# Recorded data:

━━━━━━━━━━━━━━━━

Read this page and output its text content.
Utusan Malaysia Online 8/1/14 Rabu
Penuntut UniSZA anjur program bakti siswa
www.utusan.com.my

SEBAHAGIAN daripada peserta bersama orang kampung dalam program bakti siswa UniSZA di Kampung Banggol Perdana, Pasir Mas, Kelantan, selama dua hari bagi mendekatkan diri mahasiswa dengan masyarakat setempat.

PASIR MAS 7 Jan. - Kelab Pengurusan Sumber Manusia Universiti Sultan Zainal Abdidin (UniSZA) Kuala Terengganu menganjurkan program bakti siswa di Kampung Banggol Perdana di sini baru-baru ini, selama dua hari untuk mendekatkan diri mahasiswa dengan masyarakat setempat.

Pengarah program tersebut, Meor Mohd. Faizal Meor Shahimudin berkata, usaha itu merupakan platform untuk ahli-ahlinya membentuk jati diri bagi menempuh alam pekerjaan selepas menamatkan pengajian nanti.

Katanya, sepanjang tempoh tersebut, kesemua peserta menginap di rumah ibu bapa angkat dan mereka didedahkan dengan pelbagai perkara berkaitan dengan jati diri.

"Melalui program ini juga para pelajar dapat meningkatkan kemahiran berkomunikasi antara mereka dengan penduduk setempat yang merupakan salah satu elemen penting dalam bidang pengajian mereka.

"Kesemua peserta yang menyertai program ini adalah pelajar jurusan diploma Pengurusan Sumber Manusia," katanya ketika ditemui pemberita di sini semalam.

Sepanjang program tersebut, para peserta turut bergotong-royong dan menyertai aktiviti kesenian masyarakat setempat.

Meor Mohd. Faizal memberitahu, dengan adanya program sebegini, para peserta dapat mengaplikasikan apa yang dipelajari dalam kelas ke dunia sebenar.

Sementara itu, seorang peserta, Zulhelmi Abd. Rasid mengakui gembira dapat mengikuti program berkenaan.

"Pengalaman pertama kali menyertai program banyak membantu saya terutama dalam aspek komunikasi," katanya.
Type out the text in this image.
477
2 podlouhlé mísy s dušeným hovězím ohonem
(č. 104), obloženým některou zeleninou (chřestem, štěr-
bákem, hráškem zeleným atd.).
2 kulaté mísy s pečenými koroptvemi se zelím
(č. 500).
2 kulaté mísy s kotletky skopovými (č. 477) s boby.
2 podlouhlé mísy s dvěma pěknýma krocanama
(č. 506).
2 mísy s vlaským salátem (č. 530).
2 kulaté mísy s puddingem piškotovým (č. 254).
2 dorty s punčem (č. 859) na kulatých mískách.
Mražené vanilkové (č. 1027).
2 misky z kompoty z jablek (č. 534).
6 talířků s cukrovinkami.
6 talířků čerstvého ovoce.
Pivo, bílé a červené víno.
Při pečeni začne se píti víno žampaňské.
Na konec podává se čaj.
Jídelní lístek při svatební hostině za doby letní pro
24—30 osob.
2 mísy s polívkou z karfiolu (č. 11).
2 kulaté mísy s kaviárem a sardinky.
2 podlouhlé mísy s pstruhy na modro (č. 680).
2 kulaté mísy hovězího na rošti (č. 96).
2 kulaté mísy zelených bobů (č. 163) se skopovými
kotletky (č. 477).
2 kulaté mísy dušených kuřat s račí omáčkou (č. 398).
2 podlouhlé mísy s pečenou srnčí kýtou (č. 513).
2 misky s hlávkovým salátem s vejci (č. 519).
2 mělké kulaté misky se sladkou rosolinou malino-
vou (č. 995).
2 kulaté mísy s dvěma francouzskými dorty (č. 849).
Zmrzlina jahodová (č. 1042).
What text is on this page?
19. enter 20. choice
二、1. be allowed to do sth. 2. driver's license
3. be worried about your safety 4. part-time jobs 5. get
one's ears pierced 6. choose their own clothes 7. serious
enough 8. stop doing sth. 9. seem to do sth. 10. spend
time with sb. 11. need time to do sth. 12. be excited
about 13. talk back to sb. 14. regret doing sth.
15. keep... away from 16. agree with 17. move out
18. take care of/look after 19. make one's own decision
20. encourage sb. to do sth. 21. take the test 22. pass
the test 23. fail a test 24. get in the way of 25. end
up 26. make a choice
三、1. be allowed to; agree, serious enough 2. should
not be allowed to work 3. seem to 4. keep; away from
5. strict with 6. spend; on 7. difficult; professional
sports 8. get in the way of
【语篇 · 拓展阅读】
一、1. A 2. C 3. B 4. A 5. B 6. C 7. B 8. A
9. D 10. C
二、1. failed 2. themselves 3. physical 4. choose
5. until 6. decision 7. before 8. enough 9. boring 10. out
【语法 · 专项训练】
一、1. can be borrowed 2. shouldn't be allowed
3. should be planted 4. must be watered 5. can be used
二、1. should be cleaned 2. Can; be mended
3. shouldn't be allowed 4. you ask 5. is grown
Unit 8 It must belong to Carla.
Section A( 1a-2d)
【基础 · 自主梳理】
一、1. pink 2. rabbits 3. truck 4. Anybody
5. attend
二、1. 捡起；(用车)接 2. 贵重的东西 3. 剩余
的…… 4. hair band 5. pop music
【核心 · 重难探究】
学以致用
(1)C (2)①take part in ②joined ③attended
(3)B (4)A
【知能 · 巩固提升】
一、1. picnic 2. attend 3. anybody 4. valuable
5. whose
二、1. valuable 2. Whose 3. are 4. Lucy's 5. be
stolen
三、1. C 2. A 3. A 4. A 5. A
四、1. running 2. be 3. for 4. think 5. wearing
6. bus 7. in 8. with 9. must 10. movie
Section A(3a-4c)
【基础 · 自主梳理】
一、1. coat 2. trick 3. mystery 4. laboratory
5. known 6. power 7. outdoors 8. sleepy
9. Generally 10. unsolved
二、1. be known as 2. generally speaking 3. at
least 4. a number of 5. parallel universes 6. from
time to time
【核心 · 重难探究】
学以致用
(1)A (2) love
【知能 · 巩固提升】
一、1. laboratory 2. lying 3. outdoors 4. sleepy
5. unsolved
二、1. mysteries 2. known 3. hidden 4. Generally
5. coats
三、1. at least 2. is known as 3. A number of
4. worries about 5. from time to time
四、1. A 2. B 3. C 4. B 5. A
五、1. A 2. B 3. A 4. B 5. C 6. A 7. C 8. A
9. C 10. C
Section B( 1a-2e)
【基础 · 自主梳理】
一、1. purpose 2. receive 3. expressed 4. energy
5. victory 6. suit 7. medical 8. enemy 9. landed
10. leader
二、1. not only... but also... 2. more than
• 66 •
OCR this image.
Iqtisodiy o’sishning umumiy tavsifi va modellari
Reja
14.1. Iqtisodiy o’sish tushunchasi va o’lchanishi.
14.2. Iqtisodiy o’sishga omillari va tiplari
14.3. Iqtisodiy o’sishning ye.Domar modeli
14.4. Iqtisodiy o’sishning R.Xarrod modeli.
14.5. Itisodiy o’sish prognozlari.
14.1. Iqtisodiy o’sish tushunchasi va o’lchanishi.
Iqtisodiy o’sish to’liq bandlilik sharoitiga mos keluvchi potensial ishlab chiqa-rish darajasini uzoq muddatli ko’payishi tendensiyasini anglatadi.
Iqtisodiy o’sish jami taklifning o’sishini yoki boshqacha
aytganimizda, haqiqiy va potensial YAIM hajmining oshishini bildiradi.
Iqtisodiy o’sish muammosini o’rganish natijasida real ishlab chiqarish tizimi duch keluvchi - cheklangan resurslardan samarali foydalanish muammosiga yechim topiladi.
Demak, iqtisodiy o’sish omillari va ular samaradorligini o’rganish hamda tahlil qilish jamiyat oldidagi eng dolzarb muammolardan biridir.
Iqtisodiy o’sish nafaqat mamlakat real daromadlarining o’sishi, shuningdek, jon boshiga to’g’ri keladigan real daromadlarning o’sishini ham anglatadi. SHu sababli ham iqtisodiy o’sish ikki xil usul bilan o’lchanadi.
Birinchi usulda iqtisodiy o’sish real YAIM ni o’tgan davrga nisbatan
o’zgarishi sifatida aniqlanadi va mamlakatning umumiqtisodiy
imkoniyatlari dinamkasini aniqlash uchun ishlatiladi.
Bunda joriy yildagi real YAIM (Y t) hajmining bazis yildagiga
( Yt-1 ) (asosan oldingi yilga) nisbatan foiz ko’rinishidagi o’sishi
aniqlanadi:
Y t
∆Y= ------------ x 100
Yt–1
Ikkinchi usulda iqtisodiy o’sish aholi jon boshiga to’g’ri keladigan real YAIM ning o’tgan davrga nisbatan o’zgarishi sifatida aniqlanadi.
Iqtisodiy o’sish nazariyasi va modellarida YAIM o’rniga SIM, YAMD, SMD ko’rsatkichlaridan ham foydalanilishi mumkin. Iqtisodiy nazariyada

━━━━━━━━━━━━━━━━

# What to work on:
A line counts if it holds the word "must". Work out how many lines in the listing count, and give only that number.

# Exercise response:
3